Copy out, from the entries below, each line holding the string "которых".

— START —

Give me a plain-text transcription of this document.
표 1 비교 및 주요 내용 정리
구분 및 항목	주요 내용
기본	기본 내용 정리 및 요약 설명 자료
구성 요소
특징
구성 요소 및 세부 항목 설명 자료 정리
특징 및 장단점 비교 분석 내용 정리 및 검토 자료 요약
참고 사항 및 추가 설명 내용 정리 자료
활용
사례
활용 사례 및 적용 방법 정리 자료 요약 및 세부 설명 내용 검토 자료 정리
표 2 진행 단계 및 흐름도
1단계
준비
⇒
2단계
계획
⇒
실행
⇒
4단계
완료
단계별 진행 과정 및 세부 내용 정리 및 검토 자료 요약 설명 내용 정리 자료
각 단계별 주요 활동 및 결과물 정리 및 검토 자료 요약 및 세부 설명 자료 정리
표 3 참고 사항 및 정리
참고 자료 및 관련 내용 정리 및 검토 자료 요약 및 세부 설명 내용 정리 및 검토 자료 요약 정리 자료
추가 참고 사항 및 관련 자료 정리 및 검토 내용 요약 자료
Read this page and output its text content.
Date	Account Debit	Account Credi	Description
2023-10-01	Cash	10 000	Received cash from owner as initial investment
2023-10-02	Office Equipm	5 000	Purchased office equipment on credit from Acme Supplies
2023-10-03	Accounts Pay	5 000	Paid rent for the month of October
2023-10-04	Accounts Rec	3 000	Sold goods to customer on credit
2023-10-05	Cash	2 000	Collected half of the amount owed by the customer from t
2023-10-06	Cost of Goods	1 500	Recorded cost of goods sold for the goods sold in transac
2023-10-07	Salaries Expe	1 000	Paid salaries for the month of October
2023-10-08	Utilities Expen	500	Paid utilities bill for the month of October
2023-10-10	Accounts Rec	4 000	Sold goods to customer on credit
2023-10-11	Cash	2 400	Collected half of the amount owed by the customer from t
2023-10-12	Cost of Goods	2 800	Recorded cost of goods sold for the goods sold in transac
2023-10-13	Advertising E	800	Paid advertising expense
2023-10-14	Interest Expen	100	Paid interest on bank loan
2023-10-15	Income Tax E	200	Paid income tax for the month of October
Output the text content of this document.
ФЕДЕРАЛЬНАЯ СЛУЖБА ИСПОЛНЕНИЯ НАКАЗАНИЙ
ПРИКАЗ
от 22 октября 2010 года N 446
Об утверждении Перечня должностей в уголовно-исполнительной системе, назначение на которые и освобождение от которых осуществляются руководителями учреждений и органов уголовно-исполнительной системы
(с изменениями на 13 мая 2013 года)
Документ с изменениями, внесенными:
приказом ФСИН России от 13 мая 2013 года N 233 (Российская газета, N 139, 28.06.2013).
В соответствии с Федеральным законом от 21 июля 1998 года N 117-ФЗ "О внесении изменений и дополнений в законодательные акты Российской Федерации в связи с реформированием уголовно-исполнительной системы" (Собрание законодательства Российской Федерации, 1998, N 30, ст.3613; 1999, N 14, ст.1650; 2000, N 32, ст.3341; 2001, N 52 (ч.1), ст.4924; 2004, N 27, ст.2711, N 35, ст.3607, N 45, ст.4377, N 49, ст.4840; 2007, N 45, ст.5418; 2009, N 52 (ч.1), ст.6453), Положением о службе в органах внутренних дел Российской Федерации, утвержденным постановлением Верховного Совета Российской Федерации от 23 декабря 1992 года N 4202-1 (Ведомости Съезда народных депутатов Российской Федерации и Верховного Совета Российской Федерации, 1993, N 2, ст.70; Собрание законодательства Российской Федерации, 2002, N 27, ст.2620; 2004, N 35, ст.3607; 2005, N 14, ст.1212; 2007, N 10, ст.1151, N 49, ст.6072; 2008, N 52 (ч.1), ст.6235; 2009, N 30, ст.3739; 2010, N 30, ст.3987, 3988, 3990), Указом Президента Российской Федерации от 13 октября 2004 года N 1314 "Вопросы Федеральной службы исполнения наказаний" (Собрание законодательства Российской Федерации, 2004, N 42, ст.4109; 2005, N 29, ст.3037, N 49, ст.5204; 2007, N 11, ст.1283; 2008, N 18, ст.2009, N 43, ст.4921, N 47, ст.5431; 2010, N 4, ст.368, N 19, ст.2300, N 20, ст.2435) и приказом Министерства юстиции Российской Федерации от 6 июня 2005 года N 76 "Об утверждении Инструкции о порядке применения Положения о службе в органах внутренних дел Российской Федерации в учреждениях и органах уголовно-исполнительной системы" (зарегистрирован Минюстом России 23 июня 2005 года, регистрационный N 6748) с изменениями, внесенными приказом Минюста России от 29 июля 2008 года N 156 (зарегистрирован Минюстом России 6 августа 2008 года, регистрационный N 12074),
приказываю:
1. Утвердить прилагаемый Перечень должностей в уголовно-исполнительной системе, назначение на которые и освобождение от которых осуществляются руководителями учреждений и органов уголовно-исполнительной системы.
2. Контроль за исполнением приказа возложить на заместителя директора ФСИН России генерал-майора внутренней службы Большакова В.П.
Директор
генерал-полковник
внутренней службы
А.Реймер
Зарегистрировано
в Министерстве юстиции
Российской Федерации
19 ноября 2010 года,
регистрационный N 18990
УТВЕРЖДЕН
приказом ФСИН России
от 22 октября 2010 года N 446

— END —

Final answer:
Об утверждении Перечня должностей в уголовно-исполнительной системе, назначение на которые и освобождение от которых осуществляются руководителями учреждений и органов уголовно-исполнительной системы
1. Утвердить прилагаемый Перечень должностей в уголовно-исполнительной системе, назначение на которые и освобождение от которых осуществляются руководителями учреждений и органов уголовно-исполнительной системы.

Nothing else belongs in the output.